Entries from a dataset:
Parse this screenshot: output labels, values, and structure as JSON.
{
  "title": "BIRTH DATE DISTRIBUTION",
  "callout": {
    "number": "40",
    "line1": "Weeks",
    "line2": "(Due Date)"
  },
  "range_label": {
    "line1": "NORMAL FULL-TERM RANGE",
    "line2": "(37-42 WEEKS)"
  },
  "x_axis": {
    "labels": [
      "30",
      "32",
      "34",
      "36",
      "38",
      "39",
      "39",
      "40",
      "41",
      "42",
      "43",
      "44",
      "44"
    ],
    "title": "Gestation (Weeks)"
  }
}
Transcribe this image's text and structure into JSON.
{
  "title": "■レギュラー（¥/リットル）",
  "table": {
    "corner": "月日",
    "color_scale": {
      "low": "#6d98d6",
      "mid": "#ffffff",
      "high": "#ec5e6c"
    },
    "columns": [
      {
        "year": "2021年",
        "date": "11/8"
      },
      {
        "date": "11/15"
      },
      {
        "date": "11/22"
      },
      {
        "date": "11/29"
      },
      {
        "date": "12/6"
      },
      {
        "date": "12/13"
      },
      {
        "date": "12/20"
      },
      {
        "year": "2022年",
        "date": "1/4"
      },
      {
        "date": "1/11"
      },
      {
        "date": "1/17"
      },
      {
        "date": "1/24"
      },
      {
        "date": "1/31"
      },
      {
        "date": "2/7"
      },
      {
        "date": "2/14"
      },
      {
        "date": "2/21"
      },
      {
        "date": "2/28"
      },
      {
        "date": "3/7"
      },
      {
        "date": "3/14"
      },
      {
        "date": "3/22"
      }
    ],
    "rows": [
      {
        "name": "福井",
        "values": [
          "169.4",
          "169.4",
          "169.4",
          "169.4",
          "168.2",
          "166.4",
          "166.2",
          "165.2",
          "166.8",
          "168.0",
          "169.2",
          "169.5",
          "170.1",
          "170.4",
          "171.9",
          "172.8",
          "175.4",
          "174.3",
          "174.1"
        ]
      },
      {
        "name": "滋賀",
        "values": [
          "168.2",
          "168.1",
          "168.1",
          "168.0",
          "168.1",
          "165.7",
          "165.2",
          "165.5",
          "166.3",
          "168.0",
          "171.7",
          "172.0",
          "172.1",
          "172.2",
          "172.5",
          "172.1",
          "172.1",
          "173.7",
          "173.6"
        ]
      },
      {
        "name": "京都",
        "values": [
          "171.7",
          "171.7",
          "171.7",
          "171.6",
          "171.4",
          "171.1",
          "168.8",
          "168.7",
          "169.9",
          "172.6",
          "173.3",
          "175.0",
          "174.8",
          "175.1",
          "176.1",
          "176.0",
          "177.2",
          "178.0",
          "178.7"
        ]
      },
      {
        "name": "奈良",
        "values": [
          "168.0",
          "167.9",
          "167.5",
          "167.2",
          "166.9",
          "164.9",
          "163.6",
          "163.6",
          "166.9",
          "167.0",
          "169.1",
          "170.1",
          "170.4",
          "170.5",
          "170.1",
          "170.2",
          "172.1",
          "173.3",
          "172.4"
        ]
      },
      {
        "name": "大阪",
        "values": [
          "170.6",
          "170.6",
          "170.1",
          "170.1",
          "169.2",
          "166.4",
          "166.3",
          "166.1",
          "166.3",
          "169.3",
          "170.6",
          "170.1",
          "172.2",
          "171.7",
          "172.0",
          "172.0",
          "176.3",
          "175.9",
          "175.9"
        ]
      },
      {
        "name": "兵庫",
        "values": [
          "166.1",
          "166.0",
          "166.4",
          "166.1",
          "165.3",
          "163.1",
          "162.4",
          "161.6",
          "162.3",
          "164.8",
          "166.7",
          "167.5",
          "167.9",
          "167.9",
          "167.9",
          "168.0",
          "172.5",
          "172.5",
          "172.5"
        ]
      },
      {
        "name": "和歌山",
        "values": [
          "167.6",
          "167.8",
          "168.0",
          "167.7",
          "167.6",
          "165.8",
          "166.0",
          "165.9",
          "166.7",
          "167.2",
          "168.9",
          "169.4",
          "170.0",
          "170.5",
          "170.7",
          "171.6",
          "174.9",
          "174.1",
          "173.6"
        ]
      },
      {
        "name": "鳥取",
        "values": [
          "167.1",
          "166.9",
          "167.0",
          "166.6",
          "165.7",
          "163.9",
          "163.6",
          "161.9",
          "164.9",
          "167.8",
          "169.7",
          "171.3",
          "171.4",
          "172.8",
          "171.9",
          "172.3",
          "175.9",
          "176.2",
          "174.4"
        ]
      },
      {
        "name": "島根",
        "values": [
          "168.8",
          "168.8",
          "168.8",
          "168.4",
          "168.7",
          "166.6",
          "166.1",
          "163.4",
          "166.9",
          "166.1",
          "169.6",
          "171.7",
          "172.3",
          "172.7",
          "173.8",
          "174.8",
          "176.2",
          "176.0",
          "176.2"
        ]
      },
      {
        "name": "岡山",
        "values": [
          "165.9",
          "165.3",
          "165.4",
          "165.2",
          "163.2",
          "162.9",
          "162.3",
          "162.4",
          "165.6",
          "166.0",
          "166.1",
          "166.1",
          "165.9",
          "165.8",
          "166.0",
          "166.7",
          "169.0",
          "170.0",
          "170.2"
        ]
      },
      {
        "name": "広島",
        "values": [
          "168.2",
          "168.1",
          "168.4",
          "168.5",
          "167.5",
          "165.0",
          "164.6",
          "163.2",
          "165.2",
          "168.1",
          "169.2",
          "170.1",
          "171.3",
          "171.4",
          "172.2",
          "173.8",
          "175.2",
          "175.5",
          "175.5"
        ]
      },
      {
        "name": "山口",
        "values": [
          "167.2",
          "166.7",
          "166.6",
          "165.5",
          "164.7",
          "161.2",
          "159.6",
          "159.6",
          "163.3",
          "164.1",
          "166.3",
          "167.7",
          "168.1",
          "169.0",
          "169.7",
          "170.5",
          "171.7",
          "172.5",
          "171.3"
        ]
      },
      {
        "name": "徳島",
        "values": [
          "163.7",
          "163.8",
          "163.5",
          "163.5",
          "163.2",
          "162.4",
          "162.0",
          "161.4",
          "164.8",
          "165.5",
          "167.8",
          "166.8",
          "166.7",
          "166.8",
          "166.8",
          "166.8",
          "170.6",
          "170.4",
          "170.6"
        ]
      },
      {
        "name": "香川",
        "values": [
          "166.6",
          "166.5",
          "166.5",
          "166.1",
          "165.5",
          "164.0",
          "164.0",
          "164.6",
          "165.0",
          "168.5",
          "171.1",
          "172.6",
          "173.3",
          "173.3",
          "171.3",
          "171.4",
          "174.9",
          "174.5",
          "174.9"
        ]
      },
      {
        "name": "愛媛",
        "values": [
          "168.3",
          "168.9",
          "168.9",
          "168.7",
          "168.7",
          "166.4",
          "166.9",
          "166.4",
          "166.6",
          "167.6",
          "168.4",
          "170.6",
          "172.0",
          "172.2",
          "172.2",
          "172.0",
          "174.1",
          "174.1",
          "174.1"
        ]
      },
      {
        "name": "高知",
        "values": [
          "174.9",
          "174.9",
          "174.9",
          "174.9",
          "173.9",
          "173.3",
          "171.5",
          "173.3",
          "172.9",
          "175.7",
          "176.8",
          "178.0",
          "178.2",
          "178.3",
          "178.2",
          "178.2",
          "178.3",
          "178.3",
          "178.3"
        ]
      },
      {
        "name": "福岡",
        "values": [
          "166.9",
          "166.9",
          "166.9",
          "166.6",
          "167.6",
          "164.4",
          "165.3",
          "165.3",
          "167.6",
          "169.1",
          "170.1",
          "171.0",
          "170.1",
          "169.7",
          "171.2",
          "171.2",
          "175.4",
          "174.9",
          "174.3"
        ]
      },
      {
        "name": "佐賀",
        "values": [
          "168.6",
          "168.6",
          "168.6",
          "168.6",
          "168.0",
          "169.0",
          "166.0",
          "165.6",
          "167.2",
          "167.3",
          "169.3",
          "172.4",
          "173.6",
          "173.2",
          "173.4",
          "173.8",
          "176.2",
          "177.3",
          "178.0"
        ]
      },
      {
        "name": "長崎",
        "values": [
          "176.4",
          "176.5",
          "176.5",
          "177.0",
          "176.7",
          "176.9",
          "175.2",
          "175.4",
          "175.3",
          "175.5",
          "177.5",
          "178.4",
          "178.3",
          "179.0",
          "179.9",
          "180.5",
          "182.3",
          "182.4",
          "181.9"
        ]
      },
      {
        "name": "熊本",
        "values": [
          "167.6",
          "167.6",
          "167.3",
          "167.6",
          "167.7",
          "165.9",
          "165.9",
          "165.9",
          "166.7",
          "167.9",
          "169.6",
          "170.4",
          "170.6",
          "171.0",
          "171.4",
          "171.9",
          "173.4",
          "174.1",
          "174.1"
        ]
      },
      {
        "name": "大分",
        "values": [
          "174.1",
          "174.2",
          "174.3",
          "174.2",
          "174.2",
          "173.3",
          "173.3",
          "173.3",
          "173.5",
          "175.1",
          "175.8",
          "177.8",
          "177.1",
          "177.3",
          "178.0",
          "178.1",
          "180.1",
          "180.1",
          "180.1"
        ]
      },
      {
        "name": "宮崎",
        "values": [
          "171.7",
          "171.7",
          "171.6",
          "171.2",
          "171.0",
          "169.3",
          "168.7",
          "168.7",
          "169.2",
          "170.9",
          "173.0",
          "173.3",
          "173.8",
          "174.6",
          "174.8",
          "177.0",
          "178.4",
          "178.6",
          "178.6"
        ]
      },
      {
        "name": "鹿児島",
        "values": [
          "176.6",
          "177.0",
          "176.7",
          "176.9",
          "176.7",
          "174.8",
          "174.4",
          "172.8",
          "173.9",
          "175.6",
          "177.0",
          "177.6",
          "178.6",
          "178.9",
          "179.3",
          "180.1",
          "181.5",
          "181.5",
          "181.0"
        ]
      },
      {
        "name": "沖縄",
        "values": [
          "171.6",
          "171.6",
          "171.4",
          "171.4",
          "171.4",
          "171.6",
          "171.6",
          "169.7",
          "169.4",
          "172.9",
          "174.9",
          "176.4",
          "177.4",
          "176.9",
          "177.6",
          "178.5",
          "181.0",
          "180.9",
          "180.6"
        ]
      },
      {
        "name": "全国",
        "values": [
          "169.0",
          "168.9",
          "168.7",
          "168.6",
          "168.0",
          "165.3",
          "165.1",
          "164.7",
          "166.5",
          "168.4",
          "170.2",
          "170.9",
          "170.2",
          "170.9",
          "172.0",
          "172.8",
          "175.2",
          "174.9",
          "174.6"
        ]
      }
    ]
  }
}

# WHAT IS REQUIRED:
Wherever a line in the data above holds "title", copy that line.

# WRITTEN ANSWER:
  "title": "BIRTH DATE DISTRIBUTION",
    "title": "Gestation (Weeks)"
  "title": "■レギュラー（¥/リットル）",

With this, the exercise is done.